= Exercise directions =
Tally up the lines below that include the word "name". Answer with the number alone.

= Dataset records =
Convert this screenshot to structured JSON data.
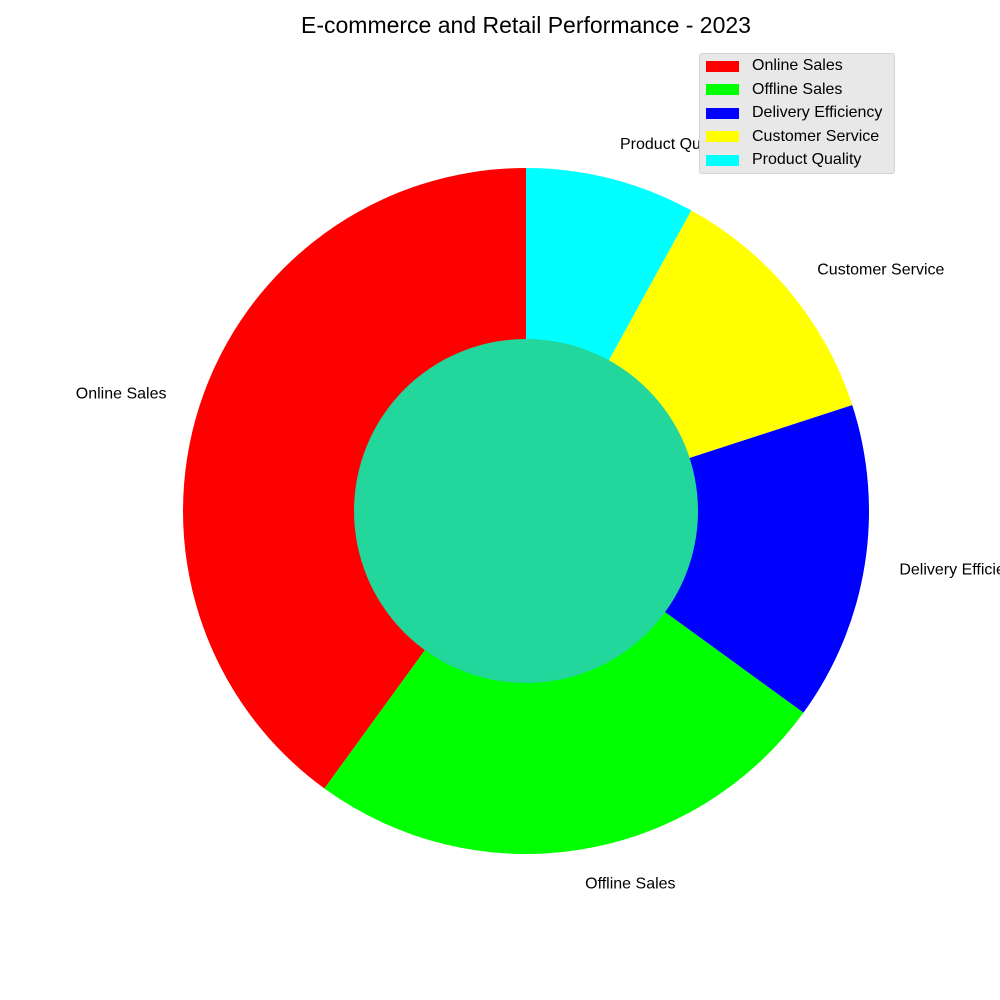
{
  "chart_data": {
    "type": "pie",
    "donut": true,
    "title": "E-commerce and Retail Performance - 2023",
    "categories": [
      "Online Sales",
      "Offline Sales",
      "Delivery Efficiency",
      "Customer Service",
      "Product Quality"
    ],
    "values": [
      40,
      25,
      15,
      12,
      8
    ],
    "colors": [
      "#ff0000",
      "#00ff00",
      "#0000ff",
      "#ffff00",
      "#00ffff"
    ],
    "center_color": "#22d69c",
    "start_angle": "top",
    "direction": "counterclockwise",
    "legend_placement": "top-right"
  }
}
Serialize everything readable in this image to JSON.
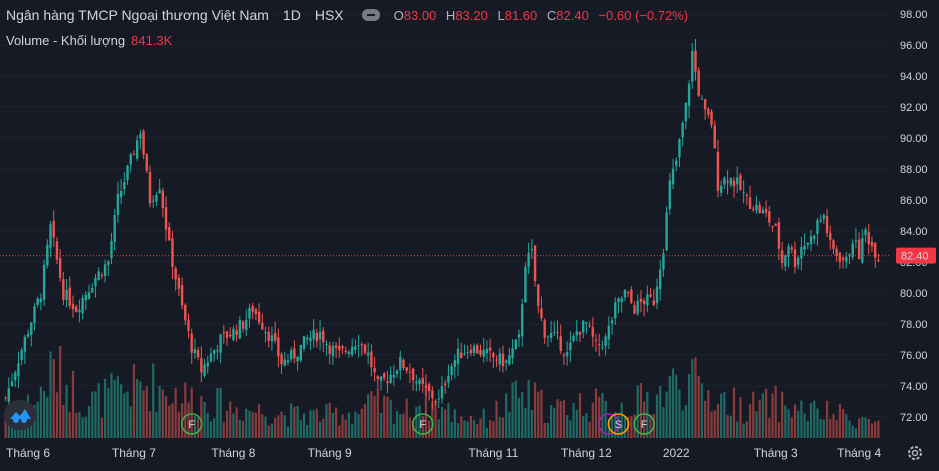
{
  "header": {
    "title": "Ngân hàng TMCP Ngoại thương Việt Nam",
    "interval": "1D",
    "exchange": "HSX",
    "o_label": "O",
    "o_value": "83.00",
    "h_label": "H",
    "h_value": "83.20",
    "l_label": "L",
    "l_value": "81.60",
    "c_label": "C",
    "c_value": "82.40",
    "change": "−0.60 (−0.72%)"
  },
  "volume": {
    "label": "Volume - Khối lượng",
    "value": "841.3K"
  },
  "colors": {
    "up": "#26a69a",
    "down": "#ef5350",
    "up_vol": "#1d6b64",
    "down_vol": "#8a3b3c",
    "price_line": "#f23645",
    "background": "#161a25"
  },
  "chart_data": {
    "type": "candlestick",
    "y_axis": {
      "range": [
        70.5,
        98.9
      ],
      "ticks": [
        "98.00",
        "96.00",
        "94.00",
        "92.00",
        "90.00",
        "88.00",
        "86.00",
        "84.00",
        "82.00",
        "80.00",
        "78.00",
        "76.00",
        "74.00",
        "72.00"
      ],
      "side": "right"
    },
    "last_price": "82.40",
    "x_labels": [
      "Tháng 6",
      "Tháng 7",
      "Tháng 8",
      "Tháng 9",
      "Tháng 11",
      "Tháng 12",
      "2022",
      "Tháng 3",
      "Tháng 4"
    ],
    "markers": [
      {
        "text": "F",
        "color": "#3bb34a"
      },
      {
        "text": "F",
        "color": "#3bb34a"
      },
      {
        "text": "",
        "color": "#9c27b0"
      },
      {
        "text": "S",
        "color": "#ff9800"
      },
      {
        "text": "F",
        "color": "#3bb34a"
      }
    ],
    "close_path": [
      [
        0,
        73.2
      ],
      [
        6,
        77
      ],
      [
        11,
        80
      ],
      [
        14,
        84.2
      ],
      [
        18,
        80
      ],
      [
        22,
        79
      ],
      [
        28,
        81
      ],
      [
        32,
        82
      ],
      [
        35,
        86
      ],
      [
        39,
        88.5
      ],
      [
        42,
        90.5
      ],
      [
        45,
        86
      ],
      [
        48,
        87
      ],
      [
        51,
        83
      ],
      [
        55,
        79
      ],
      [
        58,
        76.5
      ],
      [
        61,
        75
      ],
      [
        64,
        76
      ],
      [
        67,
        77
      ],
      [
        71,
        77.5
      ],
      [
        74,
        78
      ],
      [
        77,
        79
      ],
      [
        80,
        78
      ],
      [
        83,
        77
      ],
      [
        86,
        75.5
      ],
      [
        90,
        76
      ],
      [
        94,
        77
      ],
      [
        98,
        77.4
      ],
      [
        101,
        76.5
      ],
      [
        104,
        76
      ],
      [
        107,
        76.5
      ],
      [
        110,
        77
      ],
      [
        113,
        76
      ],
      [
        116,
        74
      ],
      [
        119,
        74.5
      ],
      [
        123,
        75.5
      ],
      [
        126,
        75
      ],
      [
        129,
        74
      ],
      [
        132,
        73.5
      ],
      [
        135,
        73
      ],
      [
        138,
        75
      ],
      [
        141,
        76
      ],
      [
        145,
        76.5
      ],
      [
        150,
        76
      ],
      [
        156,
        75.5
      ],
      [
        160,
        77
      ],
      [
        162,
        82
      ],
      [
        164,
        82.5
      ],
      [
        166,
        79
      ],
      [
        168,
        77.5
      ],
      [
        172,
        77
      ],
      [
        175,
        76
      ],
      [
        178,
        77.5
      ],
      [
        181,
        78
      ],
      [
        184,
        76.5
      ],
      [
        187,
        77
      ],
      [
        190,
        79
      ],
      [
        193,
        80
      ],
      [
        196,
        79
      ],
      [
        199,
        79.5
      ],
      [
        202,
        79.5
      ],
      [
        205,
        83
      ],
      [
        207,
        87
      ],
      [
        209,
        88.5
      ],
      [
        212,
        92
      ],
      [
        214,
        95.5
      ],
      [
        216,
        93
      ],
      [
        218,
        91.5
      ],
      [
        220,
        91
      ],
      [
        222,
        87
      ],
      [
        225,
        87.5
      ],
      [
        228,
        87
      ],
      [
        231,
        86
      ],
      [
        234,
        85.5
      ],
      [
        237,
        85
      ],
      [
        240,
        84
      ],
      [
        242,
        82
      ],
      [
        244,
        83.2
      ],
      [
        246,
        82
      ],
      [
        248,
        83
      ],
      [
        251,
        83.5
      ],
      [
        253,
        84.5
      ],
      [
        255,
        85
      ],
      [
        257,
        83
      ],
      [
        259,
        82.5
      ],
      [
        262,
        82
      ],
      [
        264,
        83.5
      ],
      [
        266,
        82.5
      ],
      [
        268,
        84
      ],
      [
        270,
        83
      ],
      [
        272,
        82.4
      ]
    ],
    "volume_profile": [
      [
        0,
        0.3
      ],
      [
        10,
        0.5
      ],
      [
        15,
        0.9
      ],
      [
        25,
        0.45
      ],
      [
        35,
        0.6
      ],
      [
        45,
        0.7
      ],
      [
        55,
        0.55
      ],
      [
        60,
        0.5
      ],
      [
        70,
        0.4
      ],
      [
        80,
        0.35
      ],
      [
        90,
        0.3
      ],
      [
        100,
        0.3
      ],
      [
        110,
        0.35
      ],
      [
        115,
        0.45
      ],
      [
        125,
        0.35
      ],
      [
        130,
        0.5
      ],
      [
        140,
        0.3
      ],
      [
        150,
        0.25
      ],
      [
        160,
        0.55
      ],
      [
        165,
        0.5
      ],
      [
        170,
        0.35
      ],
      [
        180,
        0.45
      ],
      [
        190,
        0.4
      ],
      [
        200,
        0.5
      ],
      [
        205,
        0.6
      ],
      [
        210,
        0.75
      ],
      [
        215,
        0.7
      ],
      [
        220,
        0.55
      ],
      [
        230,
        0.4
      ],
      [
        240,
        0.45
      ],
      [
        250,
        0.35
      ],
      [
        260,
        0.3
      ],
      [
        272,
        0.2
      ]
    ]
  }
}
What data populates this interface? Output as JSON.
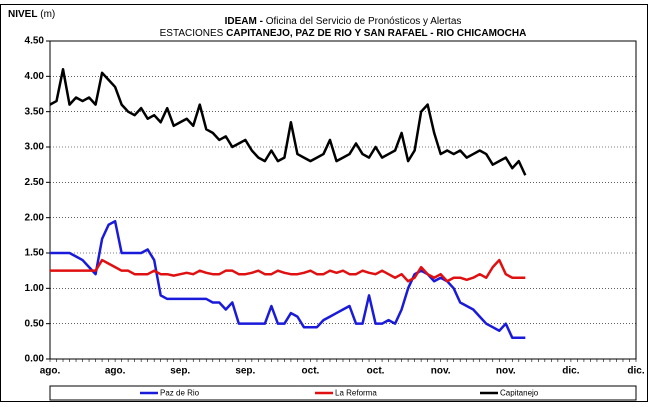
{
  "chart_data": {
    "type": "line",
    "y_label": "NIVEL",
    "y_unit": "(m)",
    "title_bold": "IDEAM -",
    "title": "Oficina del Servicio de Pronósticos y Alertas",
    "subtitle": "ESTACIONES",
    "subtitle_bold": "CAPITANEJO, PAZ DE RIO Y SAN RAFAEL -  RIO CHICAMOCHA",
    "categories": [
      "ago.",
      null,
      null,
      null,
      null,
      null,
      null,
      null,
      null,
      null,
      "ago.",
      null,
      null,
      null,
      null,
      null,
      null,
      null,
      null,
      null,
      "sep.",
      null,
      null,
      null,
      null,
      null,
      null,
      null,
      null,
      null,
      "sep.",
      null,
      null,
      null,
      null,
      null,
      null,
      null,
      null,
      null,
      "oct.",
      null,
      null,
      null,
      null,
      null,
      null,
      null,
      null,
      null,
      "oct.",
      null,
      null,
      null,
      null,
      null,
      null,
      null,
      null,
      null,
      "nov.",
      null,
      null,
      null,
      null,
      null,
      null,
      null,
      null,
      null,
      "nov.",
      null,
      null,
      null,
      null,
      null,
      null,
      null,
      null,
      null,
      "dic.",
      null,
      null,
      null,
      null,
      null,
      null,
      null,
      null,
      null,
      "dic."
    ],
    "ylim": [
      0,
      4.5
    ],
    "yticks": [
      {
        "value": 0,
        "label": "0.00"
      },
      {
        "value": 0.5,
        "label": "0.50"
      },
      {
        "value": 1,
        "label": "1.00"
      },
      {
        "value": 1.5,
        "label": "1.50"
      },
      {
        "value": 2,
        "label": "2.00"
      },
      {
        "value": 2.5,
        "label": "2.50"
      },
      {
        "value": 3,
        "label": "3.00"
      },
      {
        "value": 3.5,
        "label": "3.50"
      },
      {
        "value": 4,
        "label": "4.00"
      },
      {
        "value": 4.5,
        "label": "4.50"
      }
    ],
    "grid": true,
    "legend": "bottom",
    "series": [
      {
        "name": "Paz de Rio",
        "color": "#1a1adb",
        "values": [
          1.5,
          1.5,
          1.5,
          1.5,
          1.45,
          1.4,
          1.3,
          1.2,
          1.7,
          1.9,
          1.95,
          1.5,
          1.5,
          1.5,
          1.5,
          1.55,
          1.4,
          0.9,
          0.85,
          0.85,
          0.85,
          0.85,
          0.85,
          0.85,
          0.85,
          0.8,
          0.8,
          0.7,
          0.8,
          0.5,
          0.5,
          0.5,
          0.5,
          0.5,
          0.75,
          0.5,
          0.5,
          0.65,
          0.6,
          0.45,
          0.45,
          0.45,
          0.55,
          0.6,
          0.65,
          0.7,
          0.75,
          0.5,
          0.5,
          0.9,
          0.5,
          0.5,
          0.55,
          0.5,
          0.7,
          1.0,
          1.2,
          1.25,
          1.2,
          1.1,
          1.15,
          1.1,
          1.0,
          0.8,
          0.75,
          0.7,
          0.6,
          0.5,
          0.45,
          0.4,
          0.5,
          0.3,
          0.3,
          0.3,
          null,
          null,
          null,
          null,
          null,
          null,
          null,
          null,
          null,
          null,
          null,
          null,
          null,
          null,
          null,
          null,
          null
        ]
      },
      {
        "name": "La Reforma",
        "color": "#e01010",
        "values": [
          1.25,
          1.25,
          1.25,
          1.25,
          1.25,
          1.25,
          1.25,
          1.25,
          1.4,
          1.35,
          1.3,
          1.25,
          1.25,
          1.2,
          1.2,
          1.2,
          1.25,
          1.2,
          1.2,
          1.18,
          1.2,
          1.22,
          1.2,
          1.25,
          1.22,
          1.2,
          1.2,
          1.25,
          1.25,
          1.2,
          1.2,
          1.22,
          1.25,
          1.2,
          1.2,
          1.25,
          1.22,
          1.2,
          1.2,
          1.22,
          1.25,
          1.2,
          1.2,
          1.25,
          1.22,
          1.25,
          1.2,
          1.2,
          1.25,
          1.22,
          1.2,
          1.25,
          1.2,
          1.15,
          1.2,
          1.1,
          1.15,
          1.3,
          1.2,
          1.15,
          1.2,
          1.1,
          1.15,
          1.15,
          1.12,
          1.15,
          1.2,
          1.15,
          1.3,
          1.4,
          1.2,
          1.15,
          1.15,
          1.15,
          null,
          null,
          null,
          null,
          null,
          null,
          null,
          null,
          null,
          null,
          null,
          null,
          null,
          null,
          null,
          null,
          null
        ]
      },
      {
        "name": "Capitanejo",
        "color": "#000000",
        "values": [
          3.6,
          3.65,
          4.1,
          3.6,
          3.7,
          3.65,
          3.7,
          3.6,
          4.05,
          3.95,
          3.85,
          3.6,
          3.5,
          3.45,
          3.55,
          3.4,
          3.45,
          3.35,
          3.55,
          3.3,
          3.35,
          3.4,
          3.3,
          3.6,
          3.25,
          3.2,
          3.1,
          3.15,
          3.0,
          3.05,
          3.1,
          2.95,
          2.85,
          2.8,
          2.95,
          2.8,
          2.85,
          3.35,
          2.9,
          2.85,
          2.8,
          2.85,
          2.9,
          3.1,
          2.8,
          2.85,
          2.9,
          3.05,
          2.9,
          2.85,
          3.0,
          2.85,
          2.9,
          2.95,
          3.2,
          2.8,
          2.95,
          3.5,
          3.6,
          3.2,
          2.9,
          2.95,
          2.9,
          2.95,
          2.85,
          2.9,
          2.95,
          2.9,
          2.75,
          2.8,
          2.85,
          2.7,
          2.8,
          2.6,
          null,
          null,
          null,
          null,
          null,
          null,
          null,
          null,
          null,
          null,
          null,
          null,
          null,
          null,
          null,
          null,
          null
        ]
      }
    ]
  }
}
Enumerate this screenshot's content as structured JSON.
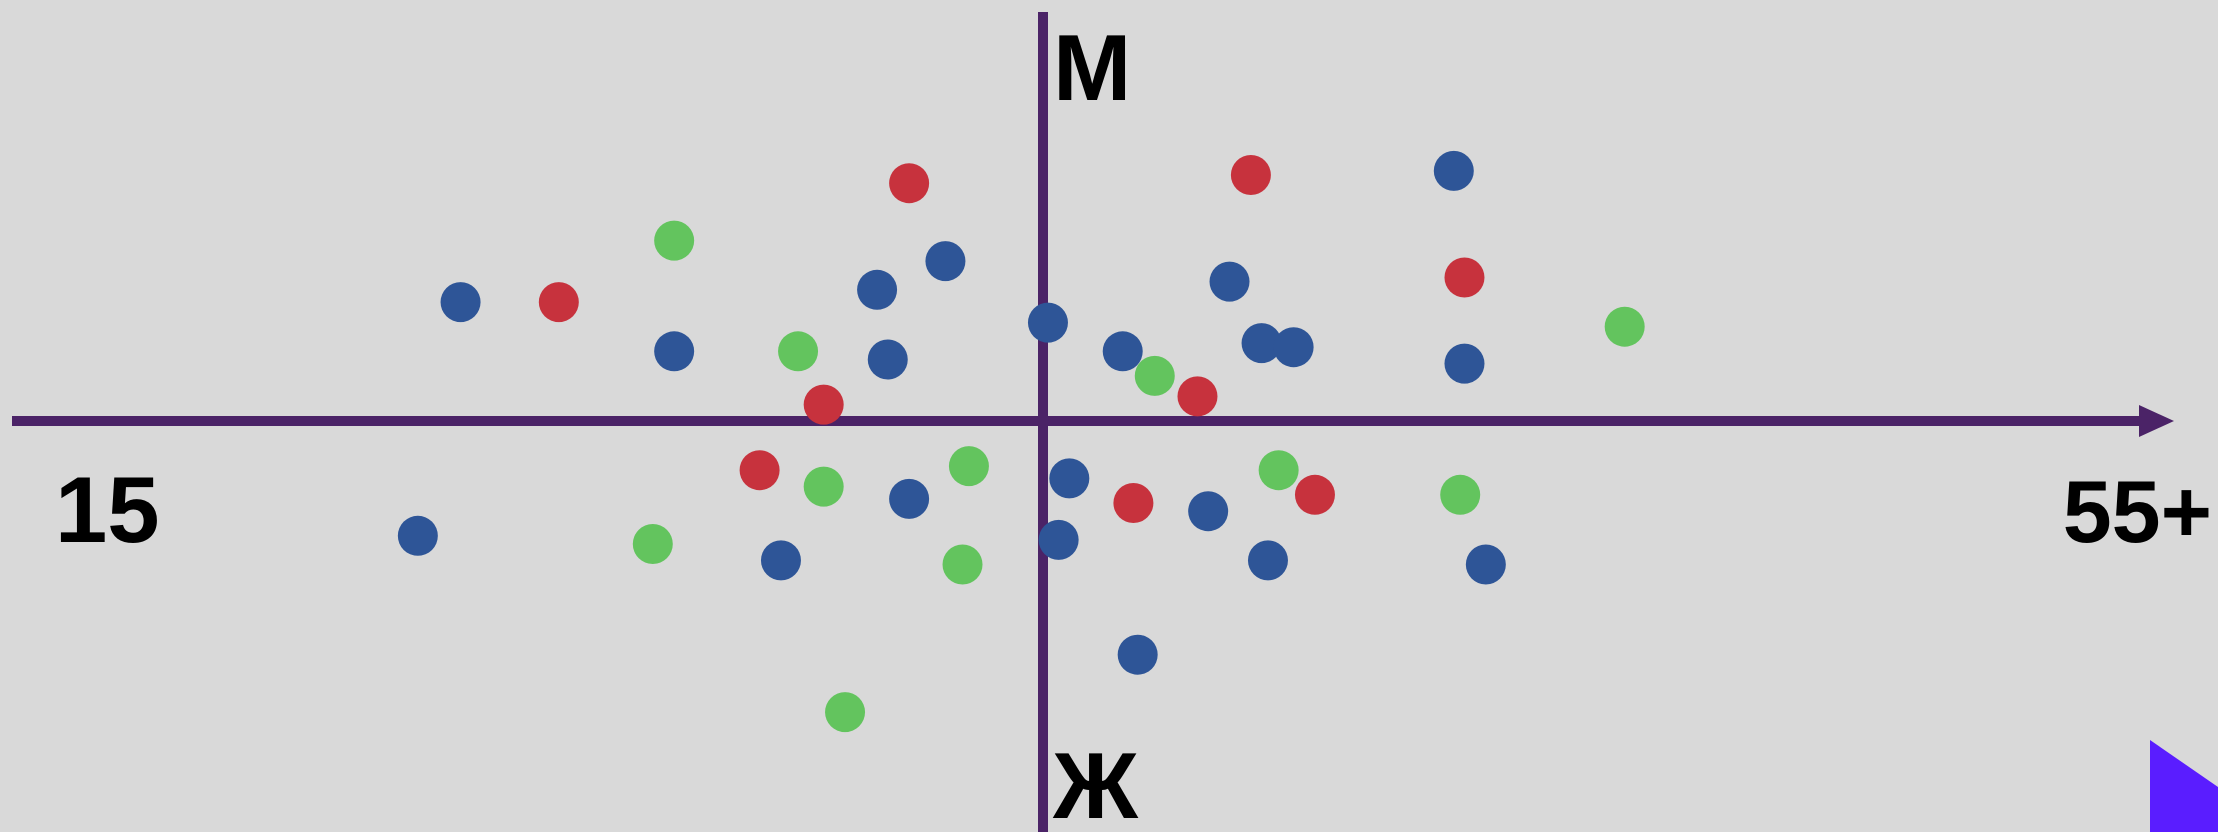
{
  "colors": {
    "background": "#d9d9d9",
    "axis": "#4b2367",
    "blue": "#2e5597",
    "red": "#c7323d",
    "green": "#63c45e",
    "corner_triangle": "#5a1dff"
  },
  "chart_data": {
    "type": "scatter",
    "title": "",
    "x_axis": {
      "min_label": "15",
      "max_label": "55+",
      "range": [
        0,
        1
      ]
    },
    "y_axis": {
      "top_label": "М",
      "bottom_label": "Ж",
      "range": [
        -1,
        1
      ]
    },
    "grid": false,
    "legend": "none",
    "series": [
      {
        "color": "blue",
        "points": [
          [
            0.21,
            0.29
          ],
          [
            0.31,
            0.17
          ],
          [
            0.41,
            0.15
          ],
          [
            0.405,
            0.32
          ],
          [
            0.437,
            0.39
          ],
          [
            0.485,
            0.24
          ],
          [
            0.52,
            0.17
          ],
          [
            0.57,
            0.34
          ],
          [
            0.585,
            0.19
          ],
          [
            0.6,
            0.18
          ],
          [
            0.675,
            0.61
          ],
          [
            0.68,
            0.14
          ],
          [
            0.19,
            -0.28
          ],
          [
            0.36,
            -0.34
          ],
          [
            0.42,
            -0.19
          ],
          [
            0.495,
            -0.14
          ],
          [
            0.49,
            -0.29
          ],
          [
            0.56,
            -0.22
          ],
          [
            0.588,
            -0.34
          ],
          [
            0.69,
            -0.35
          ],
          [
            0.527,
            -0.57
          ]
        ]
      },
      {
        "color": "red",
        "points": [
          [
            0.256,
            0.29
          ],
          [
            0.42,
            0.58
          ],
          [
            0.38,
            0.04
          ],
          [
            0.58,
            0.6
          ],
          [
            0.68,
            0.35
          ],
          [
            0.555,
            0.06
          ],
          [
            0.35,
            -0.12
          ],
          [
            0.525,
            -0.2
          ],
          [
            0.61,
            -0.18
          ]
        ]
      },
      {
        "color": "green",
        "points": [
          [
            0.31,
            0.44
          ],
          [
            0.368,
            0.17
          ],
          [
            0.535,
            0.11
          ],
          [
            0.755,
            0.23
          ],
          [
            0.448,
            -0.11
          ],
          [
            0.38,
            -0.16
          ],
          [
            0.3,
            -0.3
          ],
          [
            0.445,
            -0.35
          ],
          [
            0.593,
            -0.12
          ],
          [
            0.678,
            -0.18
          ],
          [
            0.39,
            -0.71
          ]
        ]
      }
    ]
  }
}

= Exercise solution =
3